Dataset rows
·····

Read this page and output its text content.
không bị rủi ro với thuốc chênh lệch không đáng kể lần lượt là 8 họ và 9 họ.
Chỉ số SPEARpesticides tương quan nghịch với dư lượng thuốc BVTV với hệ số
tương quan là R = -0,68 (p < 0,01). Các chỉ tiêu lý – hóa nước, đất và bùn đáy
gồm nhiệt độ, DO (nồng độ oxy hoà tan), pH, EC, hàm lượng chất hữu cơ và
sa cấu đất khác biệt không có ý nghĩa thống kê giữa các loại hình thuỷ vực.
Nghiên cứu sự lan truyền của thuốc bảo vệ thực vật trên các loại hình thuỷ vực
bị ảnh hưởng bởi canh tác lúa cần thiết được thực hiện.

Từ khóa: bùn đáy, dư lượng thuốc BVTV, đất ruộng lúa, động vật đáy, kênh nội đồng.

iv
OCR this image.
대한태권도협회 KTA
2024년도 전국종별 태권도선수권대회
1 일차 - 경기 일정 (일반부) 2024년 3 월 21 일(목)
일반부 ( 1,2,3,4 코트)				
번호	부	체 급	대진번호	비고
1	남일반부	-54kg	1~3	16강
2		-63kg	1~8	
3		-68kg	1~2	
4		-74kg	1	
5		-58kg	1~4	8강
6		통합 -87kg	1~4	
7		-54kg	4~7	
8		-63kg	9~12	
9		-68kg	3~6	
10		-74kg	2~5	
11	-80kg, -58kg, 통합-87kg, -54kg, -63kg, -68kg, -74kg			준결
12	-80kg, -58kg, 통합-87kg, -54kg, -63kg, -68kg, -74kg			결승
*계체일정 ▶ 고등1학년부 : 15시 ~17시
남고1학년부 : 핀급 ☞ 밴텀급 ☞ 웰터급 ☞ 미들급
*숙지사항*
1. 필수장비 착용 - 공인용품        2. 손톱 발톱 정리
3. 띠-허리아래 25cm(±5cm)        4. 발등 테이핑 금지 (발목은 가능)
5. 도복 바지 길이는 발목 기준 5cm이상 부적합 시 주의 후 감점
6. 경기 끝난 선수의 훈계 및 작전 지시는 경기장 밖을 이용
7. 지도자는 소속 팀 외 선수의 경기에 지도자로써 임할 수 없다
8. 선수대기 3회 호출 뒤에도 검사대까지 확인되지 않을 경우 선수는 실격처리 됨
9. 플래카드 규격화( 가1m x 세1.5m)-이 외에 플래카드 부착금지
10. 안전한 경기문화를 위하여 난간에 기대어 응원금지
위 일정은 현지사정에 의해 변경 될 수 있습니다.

·····

• **Short task**
From the listing above, collect each line in which the string "hình" appears.

• **Task output**
sa cấu đất khác biệt không có ý nghĩa thống kê giữa các loại hình thuỷ vực.
Nghiên cứu sự lan truyền của thuốc bảo vệ thực vật trên các loại hình thuỷ vực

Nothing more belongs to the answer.